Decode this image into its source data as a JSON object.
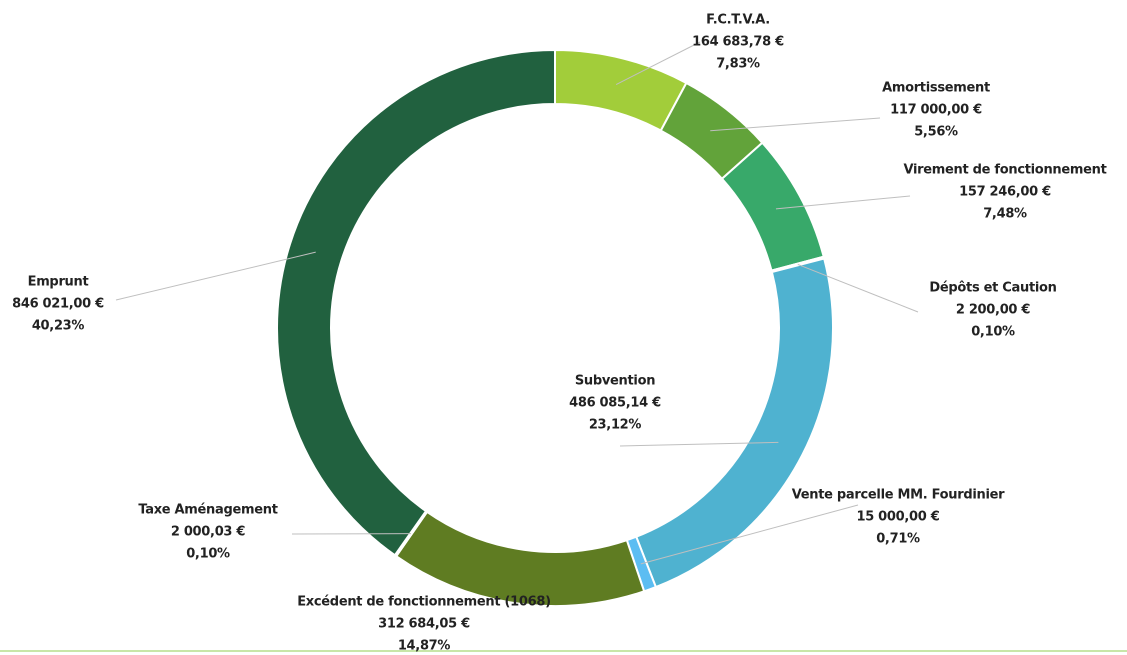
{
  "chart_data": {
    "type": "donut",
    "categories": [
      "F.C.T.V.A.",
      "Amortissement",
      "Virement de fonctionnement",
      "Dépôts et Caution",
      "Subvention",
      "Vente parcelle MM. Fourdinier",
      "Excédent de fonctionnement (1068)",
      "Taxe Aménagement",
      "Emprunt"
    ],
    "values": [
      164683.78,
      117000.0,
      157246.0,
      2200.0,
      486085.14,
      15000.0,
      312684.05,
      2000.03,
      846021.0
    ],
    "value_labels": [
      "164 683,78 €",
      "117 000,00 €",
      "157 246,00 €",
      "2 200,00 €",
      "486 085,14 €",
      "15 000,00 €",
      "312 684,05 €",
      "2 000,03 €",
      "846 021,00 €"
    ],
    "percentages": [
      7.83,
      5.56,
      7.48,
      0.1,
      23.12,
      0.71,
      14.87,
      0.1,
      40.23
    ],
    "percent_labels": [
      "7,83%",
      "5,56%",
      "7,48%",
      "0,10%",
      "23,12%",
      "0,71%",
      "14,87%",
      "0,10%",
      "40,23%"
    ],
    "colors": [
      "#a2cd3a",
      "#62a33a",
      "#38a96a",
      "#a8e0e8",
      "#4fb2d0",
      "#5cbdf2",
      "#5f7c22",
      "#8fae4a",
      "#21613f"
    ]
  }
}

Required work:
Skip the pictures, then retype every line above exactly.

Task output:
Decode this image into its source data as a JSON object.
{
  "chart_data": {
    "type": "donut",
    "categories": [
      "F.C.T.V.A.",
      "Amortissement",
      "Virement de fonctionnement",
      "Dépôts et Caution",
      "Subvention",
      "Vente parcelle MM. Fourdinier",
      "Excédent de fonctionnement (1068)",
      "Taxe Aménagement",
      "Emprunt"
    ],
    "values": [
      164683.78,
      117000.0,
      157246.0,
      2200.0,
      486085.14,
      15000.0,
      312684.05,
      2000.03,
      846021.0
    ],
    "value_labels": [
      "164 683,78 €",
      "117 000,00 €",
      "157 246,00 €",
      "2 200,00 €",
      "486 085,14 €",
      "15 000,00 €",
      "312 684,05 €",
      "2 000,03 €",
      "846 021,00 €"
    ],
    "percentages": [
      7.83,
      5.56,
      7.48,
      0.1,
      23.12,
      0.71,
      14.87,
      0.1,
      40.23
    ],
    "percent_labels": [
      "7,83%",
      "5,56%",
      "7,48%",
      "0,10%",
      "23,12%",
      "0,71%",
      "14,87%",
      "0,10%",
      "40,23%"
    ],
    "colors": [
      "#a2cd3a",
      "#62a33a",
      "#38a96a",
      "#a8e0e8",
      "#4fb2d0",
      "#5cbdf2",
      "#5f7c22",
      "#8fae4a",
      "#21613f"
    ]
  }
}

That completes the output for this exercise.